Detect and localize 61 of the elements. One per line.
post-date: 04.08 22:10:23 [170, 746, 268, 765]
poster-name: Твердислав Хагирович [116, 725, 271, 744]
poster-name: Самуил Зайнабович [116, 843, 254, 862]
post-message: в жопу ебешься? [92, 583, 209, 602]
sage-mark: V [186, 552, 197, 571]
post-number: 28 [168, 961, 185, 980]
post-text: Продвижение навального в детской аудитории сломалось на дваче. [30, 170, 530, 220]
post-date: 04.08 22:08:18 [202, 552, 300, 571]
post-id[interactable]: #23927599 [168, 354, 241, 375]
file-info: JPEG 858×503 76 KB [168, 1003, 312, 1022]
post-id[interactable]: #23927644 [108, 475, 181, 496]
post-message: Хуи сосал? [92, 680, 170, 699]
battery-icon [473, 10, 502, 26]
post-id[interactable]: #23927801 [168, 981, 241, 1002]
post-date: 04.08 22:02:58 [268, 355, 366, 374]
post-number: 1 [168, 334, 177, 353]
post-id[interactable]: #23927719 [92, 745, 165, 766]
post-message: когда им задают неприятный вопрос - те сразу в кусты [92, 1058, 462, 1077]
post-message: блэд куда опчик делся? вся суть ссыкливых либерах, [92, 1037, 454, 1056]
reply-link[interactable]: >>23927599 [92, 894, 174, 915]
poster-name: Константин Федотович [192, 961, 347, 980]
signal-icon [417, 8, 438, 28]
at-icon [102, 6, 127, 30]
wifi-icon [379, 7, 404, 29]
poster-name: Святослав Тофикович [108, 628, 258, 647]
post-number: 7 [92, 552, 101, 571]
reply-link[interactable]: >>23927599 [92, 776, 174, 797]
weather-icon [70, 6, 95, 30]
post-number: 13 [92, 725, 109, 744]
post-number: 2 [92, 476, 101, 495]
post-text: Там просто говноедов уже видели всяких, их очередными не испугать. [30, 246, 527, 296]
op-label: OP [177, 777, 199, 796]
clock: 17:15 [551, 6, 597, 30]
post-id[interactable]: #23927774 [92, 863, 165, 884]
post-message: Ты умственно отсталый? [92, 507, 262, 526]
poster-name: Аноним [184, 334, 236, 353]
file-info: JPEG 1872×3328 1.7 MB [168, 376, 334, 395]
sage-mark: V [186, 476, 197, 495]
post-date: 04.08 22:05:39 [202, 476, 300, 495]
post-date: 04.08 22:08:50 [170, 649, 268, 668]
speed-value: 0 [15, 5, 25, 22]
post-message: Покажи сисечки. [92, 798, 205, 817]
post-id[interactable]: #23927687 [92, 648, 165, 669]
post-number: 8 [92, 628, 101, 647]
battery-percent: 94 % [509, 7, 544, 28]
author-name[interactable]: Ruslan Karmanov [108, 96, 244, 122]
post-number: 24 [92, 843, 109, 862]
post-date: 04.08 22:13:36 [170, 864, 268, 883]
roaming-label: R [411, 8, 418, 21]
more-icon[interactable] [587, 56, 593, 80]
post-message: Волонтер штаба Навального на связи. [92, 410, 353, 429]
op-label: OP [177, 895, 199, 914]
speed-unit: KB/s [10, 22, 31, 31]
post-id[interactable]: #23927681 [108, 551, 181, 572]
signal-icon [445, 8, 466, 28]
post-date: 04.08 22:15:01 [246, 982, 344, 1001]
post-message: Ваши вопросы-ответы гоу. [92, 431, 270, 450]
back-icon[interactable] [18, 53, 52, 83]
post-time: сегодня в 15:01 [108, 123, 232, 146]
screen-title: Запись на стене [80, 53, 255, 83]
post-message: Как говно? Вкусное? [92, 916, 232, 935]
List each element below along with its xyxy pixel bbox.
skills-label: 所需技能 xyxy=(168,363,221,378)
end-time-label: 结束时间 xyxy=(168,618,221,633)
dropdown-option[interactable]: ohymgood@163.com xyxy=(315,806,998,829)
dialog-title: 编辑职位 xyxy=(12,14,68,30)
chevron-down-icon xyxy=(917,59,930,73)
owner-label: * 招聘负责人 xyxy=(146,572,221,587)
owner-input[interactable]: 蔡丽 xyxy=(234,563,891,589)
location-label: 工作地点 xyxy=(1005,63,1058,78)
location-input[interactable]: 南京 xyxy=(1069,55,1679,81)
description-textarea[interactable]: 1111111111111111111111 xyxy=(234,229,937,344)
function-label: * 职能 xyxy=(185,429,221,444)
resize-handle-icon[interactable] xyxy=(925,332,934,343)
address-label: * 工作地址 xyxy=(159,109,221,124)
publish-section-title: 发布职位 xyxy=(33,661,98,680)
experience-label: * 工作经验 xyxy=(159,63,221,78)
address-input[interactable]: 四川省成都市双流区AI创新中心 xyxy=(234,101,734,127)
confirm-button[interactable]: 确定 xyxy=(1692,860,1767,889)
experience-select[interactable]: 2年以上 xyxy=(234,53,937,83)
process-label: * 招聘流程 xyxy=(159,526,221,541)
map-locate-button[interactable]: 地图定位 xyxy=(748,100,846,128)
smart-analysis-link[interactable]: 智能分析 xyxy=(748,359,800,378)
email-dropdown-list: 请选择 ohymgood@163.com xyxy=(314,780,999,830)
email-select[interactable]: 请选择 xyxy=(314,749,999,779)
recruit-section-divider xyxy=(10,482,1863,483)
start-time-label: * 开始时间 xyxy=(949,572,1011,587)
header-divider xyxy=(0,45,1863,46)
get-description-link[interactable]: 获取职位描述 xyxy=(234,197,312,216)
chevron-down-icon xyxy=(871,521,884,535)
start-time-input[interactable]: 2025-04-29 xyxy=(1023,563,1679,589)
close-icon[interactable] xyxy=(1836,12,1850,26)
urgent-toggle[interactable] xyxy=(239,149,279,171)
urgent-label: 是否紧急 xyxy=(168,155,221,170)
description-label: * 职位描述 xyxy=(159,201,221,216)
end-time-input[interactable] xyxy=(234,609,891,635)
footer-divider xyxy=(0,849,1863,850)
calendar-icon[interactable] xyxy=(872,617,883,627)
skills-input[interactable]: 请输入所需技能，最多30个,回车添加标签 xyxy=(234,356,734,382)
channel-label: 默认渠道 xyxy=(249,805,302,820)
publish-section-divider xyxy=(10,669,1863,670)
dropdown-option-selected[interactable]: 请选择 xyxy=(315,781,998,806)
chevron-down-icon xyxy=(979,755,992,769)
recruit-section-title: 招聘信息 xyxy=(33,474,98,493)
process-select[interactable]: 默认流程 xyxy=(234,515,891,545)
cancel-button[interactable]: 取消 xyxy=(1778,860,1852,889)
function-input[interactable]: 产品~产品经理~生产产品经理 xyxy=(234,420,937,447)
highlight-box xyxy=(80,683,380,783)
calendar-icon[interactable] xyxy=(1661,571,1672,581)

·····

Reproduce every line of the records above without changing any character.

#### Written answer
Detect and localize 61 of the elements. One per line.
post-date: 04.08 22:10:23 [170, 746, 268, 765]
poster-name: Твердислав Хагирович [116, 725, 271, 744]
poster-name: Самуил Зайнабович [116, 843, 254, 862]
post-message: в жопу ебешься? [92, 583, 209, 602]
sage-mark: V [186, 552, 197, 571]
post-number: 28 [168, 961, 185, 980]
post-text: Продвижение навального в детской аудитории сломалось на дваче. [30, 170, 530, 220]
post-date: 04.08 22:08:18 [202, 552, 300, 571]
post-id[interactable]: #23927599 [168, 354, 241, 375]
file-info: JPEG 858×503 76 KB [168, 1003, 312, 1022]
post-id[interactable]: #23927644 [108, 475, 181, 496]
post-message: Хуи сосал? [92, 680, 170, 699]
battery-icon [473, 10, 502, 26]
post-id[interactable]: #23927801 [168, 981, 241, 1002]
post-date: 04.08 22:02:58 [268, 355, 366, 374]
post-number: 1 [168, 334, 177, 353]
post-id[interactable]: #23927719 [92, 745, 165, 766]
post-message: когда им задают неприятный вопрос - те сразу в кусты [92, 1058, 462, 1077]
post-message: блэд куда опчик делся? вся суть ссыкливых либерах, [92, 1037, 454, 1056]
reply-link[interactable]: >>23927599 [92, 894, 174, 915]
poster-name: Константин Федотович [192, 961, 347, 980]
signal-icon [417, 8, 438, 28]
at-icon [102, 6, 127, 30]
wifi-icon [379, 7, 404, 29]
poster-name: Святослав Тофикович [108, 628, 258, 647]
post-number: 7 [92, 552, 101, 571]
reply-link[interactable]: >>23927599 [92, 776, 174, 797]
weather-icon [70, 6, 95, 30]
post-number: 13 [92, 725, 109, 744]
post-number: 2 [92, 476, 101, 495]
post-text: Там просто говноедов уже видели всяких, их очередными не испугать. [30, 246, 527, 296]
op-label: OP [177, 777, 199, 796]
clock: 17:15 [551, 6, 597, 30]
post-id[interactable]: #23927774 [92, 863, 165, 884]
post-message: Ты умственно отсталый? [92, 507, 262, 526]
poster-name: Аноним [184, 334, 236, 353]
file-info: JPEG 1872×3328 1.7 MB [168, 376, 334, 395]
sage-mark: V [186, 476, 197, 495]
post-date: 04.08 22:05:39 [202, 476, 300, 495]
post-date: 04.08 22:08:50 [170, 649, 268, 668]
speed-value: 0 [15, 5, 25, 22]
post-message: Покажи сисечки. [92, 798, 205, 817]
post-id[interactable]: #23927687 [92, 648, 165, 669]
post-number: 8 [92, 628, 101, 647]
battery-percent: 94 % [509, 7, 544, 28]
author-name[interactable]: Ruslan Karmanov [108, 96, 244, 122]
post-number: 24 [92, 843, 109, 862]
post-date: 04.08 22:13:36 [170, 864, 268, 883]
roaming-label: R [411, 8, 418, 21]
more-icon[interactable] [587, 56, 593, 80]
post-message: Волонтер штаба Навального на связи. [92, 410, 353, 429]
op-label: OP [177, 895, 199, 914]
speed-unit: KB/s [10, 22, 31, 31]
post-id[interactable]: #23927681 [108, 551, 181, 572]
signal-icon [445, 8, 466, 28]
post-date: 04.08 22:15:01 [246, 982, 344, 1001]
post-message: Ваши вопросы-ответы гоу. [92, 431, 270, 450]
back-icon[interactable] [18, 53, 52, 83]
post-time: сегодня в 15:01 [108, 123, 232, 146]
screen-title: Запись на стене [80, 53, 255, 83]
post-message: Как говно? Вкусное? [92, 916, 232, 935]
List each element below along with its xyxy pixel bbox.
skills-label: 所需技能 xyxy=(168,363,221,378)
end-time-label: 结束时间 xyxy=(168,618,221,633)
dropdown-option[interactable]: ohymgood@163.com xyxy=(315,806,998,829)
dialog-title: 编辑职位 xyxy=(12,14,68,30)
chevron-down-icon xyxy=(917,59,930,73)
owner-label: * 招聘负责人 xyxy=(146,572,221,587)
owner-input[interactable]: 蔡丽 xyxy=(234,563,891,589)
location-label: 工作地点 xyxy=(1005,63,1058,78)
location-input[interactable]: 南京 xyxy=(1069,55,1679,81)
description-textarea[interactable]: 1111111111111111111111 xyxy=(234,229,937,344)
function-label: * 职能 xyxy=(185,429,221,444)
resize-handle-icon[interactable] xyxy=(925,332,934,343)
address-label: * 工作地址 xyxy=(159,109,221,124)
publish-section-title: 发布职位 xyxy=(33,661,98,680)
experience-label: * 工作经验 xyxy=(159,63,221,78)
address-input[interactable]: 四川省成都市双流区AI创新中心 xyxy=(234,101,734,127)
confirm-button[interactable]: 确定 xyxy=(1692,860,1767,889)
experience-select[interactable]: 2年以上 xyxy=(234,53,937,83)
process-label: * 招聘流程 xyxy=(159,526,221,541)
map-locate-button[interactable]: 地图定位 xyxy=(748,100,846,128)
smart-analysis-link[interactable]: 智能分析 xyxy=(748,359,800,378)
email-dropdown-list: 请选择 ohymgood@163.com xyxy=(314,780,999,830)
email-select[interactable]: 请选择 xyxy=(314,749,999,779)
recruit-section-divider xyxy=(10,482,1863,483)
start-time-label: * 开始时间 xyxy=(949,572,1011,587)
header-divider xyxy=(0,45,1863,46)
get-description-link[interactable]: 获取职位描述 xyxy=(234,197,312,216)
chevron-down-icon xyxy=(871,521,884,535)
start-time-input[interactable]: 2025-04-29 xyxy=(1023,563,1679,589)
close-icon[interactable] xyxy=(1836,12,1850,26)
urgent-toggle[interactable] xyxy=(239,149,279,171)
urgent-label: 是否紧急 xyxy=(168,155,221,170)
description-label: * 职位描述 xyxy=(159,201,221,216)
end-time-input[interactable] xyxy=(234,609,891,635)
footer-divider xyxy=(0,849,1863,850)
calendar-icon[interactable] xyxy=(872,617,883,627)
skills-input[interactable]: 请输入所需技能，最多30个,回车添加标签 xyxy=(234,356,734,382)
channel-label: 默认渠道 xyxy=(249,805,302,820)
publish-section-divider xyxy=(10,669,1863,670)
dropdown-option-selected[interactable]: 请选择 xyxy=(315,781,998,806)
chevron-down-icon xyxy=(979,755,992,769)
recruit-section-title: 招聘信息 xyxy=(33,474,98,493)
process-select[interactable]: 默认流程 xyxy=(234,515,891,545)
cancel-button[interactable]: 取消 xyxy=(1778,860,1852,889)
function-input[interactable]: 产品~产品经理~生产产品经理 xyxy=(234,420,937,447)
highlight-box xyxy=(80,683,380,783)
calendar-icon[interactable] xyxy=(1661,571,1672,581)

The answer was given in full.